+++ INPUT RECORDS +++

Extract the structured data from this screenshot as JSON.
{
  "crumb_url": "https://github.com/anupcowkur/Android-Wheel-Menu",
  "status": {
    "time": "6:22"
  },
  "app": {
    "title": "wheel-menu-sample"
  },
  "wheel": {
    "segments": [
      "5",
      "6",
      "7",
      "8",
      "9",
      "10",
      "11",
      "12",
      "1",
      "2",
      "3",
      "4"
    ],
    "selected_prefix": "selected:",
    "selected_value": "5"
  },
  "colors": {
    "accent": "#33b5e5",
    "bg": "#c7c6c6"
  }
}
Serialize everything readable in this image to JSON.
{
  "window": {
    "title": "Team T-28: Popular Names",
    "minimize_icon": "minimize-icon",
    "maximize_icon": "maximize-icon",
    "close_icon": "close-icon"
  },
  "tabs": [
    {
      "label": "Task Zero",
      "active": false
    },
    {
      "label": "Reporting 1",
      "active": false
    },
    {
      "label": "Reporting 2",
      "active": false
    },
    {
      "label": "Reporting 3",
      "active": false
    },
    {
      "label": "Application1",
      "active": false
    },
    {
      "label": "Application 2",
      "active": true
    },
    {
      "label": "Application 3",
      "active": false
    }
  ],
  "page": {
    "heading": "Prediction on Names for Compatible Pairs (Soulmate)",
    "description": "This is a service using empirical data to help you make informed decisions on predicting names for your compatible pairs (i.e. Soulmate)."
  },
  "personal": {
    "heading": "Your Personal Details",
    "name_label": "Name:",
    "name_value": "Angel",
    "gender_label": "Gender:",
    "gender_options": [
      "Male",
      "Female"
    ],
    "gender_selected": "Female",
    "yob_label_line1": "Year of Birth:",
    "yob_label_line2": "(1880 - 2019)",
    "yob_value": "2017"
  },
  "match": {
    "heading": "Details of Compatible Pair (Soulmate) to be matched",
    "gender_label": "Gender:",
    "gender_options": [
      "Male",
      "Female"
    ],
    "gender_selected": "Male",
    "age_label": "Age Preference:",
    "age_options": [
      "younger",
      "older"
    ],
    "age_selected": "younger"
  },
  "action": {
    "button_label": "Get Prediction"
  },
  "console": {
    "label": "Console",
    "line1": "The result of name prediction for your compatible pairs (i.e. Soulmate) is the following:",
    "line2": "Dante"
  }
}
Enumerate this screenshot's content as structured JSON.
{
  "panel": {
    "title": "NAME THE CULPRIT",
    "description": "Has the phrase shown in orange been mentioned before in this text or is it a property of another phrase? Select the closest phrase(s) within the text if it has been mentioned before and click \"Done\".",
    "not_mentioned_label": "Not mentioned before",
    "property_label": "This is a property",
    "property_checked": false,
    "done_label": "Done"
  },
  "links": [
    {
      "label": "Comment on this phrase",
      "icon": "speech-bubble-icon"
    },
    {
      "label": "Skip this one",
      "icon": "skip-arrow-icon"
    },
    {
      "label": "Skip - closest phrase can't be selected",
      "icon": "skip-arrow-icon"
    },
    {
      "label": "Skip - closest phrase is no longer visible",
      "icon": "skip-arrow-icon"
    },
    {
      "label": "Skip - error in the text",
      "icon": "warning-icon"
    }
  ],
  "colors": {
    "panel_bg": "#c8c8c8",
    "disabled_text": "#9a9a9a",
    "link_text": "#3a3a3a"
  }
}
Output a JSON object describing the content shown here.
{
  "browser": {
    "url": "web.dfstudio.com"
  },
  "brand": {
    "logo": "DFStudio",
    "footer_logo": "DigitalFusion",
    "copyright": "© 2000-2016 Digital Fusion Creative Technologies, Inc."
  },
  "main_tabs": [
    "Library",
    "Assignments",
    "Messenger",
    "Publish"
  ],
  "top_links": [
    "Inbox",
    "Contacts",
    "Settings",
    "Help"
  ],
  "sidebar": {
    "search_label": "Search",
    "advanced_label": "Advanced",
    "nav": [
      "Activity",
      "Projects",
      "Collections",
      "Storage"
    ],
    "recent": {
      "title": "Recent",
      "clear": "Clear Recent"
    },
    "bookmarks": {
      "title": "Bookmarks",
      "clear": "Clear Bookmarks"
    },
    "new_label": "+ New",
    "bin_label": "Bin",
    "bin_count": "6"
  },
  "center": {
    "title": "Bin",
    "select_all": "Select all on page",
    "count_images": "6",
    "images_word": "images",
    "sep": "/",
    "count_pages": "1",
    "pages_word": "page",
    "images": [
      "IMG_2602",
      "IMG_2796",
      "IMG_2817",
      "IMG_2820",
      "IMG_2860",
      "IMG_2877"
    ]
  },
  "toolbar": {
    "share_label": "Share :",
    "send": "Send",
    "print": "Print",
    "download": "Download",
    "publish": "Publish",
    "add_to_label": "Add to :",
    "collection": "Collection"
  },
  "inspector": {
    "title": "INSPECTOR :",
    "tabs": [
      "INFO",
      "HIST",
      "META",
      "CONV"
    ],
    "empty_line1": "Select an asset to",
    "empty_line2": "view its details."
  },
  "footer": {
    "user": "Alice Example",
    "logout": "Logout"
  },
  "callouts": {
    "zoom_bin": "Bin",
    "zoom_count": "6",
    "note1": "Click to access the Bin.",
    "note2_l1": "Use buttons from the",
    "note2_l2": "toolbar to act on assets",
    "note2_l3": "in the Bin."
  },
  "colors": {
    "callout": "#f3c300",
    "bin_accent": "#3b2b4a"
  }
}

+++

== GOAL ==
Quote each line above in full, word for word.

== WORKED ANSWER ==
Extract the structured data from this screenshot as JSON.
{
  "crumb_url": "https://github.com/anupcowkur/Android-Wheel-Menu",
  "status": {
    "time": "6:22"
  },
  "app": {
    "title": "wheel-menu-sample"
  },
  "wheel": {
    "segments": [
      "5",
      "6",
      "7",
      "8",
      "9",
      "10",
      "11",
      "12",
      "1",
      "2",
      "3",
      "4"
    ],
    "selected_prefix": "selected:",
    "selected_value": "5"
  },
  "colors": {
    "accent": "#33b5e5",
    "bg": "#c7c6c6"
  }
}
Serialize everything readable in this image to JSON.
{
  "window": {
    "title": "Team T-28: Popular Names",
    "minimize_icon": "minimize-icon",
    "maximize_icon": "maximize-icon",
    "close_icon": "close-icon"
  },
  "tabs": [
    {
      "label": "Task Zero",
      "active": false
    },
    {
      "label": "Reporting 1",
      "active": false
    },
    {
      "label": "Reporting 2",
      "active": false
    },
    {
      "label": "Reporting 3",
      "active": false
    },
    {
      "label": "Application1",
      "active": false
    },
    {
      "label": "Application 2",
      "active": true
    },
    {
      "label": "Application 3",
      "active": false
    }
  ],
  "page": {
    "heading": "Prediction on Names for Compatible Pairs (Soulmate)",
    "description": "This is a service using empirical data to help you make informed decisions on predicting names for your compatible pairs (i.e. Soulmate)."
  },
  "personal": {
    "heading": "Your Personal Details",
    "name_label": "Name:",
    "name_value": "Angel",
    "gender_label": "Gender:",
    "gender_options": [
      "Male",
      "Female"
    ],
    "gender_selected": "Female",
    "yob_label_line1": "Year of Birth:",
    "yob_label_line2": "(1880 - 2019)",
    "yob_value": "2017"
  },
  "match": {
    "heading": "Details of Compatible Pair (Soulmate) to be matched",
    "gender_label": "Gender:",
    "gender_options": [
      "Male",
      "Female"
    ],
    "gender_selected": "Male",
    "age_label": "Age Preference:",
    "age_options": [
      "younger",
      "older"
    ],
    "age_selected": "younger"
  },
  "action": {
    "button_label": "Get Prediction"
  },
  "console": {
    "label": "Console",
    "line1": "The result of name prediction for your compatible pairs (i.e. Soulmate) is the following:",
    "line2": "Dante"
  }
}
Enumerate this screenshot's content as structured JSON.
{
  "panel": {
    "title": "NAME THE CULPRIT",
    "description": "Has the phrase shown in orange been mentioned before in this text or is it a property of another phrase? Select the closest phrase(s) within the text if it has been mentioned before and click \"Done\".",
    "not_mentioned_label": "Not mentioned before",
    "property_label": "This is a property",
    "property_checked": false,
    "done_label": "Done"
  },
  "links": [
    {
      "label": "Comment on this phrase",
      "icon": "speech-bubble-icon"
    },
    {
      "label": "Skip this one",
      "icon": "skip-arrow-icon"
    },
    {
      "label": "Skip - closest phrase can't be selected",
      "icon": "skip-arrow-icon"
    },
    {
      "label": "Skip - closest phrase is no longer visible",
      "icon": "skip-arrow-icon"
    },
    {
      "label": "Skip - error in the text",
      "icon": "warning-icon"
    }
  ],
  "colors": {
    "panel_bg": "#c8c8c8",
    "disabled_text": "#9a9a9a",
    "link_text": "#3a3a3a"
  }
}
Output a JSON object describing the content shown here.
{
  "browser": {
    "url": "web.dfstudio.com"
  },
  "brand": {
    "logo": "DFStudio",
    "footer_logo": "DigitalFusion",
    "copyright": "© 2000-2016 Digital Fusion Creative Technologies, Inc."
  },
  "main_tabs": [
    "Library",
    "Assignments",
    "Messenger",
    "Publish"
  ],
  "top_links": [
    "Inbox",
    "Contacts",
    "Settings",
    "Help"
  ],
  "sidebar": {
    "search_label": "Search",
    "advanced_label": "Advanced",
    "nav": [
      "Activity",
      "Projects",
      "Collections",
      "Storage"
    ],
    "recent": {
      "title": "Recent",
      "clear": "Clear Recent"
    },
    "bookmarks": {
      "title": "Bookmarks",
      "clear": "Clear Bookmarks"
    },
    "new_label": "+ New",
    "bin_label": "Bin",
    "bin_count": "6"
  },
  "center": {
    "title": "Bin",
    "select_all": "Select all on page",
    "count_images": "6",
    "images_word": "images",
    "sep": "/",
    "count_pages": "1",
    "pages_word": "page",
    "images": [
      "IMG_2602",
      "IMG_2796",
      "IMG_2817",
      "IMG_2820",
      "IMG_2860",
      "IMG_2877"
    ]
  },
  "toolbar": {
    "share_label": "Share :",
    "send": "Send",
    "print": "Print",
    "download": "Download",
    "publish": "Publish",
    "add_to_label": "Add to :",
    "collection": "Collection"
  },
  "inspector": {
    "title": "INSPECTOR :",
    "tabs": [
      "INFO",
      "HIST",
      "META",
      "CONV"
    ],
    "empty_line1": "Select an asset to",
    "empty_line2": "view its details."
  },
  "footer": {
    "user": "Alice Example",
    "logout": "Logout"
  },
  "callouts": {
    "zoom_bin": "Bin",
    "zoom_count": "6",
    "note1": "Click to access the Bin.",
    "note2_l1": "Use buttons from the",
    "note2_l2": "toolbar to act on assets",
    "note2_l3": "in the Bin."
  },
  "colors": {
    "callout": "#f3c300",
    "bin_accent": "#3b2b4a"
  }
}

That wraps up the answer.